··· Given records ···
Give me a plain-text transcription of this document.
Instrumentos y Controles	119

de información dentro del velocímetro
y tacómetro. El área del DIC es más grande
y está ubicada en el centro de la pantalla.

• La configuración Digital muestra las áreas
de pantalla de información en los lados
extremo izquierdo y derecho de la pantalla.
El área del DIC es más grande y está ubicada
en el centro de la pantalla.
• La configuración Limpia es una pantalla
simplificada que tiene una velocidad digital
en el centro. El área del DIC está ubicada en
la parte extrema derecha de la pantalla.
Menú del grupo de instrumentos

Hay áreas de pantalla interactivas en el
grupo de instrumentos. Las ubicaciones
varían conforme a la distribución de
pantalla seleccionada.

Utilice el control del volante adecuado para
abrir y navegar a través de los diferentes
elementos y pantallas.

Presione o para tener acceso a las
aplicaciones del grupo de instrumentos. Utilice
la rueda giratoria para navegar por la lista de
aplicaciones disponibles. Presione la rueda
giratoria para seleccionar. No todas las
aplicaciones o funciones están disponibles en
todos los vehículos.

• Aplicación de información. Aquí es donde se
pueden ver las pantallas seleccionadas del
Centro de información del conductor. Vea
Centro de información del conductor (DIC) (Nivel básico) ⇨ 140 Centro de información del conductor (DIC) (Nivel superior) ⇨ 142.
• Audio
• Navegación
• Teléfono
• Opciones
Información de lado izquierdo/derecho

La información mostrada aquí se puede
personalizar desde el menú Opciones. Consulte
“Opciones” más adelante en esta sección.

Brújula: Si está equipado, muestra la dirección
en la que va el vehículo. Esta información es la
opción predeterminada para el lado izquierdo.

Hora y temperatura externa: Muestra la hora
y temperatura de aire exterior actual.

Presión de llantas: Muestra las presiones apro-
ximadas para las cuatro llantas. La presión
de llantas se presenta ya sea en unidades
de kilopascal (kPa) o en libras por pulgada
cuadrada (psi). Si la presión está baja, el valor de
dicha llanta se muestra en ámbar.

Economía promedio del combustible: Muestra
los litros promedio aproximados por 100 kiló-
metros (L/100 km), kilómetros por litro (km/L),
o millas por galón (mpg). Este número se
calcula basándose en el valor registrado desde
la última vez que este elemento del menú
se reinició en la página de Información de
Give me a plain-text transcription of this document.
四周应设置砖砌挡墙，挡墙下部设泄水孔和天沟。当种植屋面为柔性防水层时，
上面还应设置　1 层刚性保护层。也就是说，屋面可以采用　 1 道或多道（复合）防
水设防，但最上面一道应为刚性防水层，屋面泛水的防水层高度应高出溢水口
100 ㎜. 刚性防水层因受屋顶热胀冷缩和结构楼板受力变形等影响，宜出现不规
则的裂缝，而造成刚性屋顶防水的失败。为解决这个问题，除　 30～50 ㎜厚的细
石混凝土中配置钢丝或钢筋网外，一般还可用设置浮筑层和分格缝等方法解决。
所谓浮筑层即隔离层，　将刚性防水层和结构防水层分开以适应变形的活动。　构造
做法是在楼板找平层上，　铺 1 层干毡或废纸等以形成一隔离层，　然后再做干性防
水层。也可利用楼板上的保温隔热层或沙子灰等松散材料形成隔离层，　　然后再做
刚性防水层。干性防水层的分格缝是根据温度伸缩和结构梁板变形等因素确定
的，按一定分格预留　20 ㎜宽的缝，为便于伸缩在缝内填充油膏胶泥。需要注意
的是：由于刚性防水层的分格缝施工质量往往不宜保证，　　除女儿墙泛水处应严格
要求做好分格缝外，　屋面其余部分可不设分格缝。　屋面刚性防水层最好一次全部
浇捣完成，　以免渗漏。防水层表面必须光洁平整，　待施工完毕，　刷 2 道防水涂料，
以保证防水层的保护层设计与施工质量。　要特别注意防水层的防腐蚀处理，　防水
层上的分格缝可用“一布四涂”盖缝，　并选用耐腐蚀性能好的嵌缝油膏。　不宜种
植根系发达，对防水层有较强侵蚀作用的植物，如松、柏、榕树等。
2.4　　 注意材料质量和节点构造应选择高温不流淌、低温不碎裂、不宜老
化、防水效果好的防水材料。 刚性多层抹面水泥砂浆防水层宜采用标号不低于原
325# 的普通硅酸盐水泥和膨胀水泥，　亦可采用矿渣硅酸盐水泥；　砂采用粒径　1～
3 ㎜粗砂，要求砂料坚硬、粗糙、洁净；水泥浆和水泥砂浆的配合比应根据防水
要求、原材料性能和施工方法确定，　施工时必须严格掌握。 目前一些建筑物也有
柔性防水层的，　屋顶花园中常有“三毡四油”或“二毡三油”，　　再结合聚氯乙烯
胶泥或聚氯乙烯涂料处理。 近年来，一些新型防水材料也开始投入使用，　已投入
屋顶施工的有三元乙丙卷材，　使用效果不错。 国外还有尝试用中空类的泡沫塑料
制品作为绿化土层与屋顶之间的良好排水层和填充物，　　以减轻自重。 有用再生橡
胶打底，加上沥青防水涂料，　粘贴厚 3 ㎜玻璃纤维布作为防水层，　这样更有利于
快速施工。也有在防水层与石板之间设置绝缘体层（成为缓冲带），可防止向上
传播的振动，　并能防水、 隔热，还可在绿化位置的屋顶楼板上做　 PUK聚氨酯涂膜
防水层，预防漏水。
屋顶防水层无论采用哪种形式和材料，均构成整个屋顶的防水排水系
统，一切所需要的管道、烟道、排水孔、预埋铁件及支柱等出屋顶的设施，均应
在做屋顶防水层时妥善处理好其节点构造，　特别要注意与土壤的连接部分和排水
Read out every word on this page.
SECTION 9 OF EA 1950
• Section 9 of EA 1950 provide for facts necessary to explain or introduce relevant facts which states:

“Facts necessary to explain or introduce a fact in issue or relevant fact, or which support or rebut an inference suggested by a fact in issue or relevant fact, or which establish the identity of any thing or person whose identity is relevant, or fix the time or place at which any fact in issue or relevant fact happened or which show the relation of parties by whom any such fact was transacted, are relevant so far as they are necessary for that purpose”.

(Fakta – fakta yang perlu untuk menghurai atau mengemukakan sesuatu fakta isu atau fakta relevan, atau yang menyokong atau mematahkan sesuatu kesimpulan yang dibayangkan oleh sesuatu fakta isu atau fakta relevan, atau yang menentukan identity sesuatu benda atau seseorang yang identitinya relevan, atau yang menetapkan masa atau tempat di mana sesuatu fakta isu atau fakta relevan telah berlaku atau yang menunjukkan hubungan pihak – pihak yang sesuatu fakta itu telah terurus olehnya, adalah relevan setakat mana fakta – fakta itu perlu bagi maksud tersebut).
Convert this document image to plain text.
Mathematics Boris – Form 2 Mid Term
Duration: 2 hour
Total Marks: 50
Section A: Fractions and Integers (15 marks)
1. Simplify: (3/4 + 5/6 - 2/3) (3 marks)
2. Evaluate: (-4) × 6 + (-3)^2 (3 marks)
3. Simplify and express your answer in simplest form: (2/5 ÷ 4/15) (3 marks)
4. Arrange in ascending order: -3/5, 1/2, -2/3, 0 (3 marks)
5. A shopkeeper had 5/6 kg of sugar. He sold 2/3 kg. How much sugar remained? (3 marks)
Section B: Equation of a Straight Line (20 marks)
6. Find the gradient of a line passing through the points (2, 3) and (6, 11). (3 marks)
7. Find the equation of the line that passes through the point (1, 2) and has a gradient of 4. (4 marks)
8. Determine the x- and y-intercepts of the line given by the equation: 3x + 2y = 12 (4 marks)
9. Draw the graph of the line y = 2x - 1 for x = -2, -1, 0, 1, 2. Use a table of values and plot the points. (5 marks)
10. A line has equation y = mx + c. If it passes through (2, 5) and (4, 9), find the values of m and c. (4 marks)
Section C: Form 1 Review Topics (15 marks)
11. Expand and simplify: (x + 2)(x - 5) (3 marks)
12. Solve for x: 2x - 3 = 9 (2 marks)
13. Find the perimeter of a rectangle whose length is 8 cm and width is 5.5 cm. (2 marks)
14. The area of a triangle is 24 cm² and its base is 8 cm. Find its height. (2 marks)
···
» **Exercise aim**
Which lines include the word "Opciones"? Copy every one of them.

» **Output**
• Opciones
personalizar desde el menú Opciones. Consulte
“Opciones” más adelante en esta sección.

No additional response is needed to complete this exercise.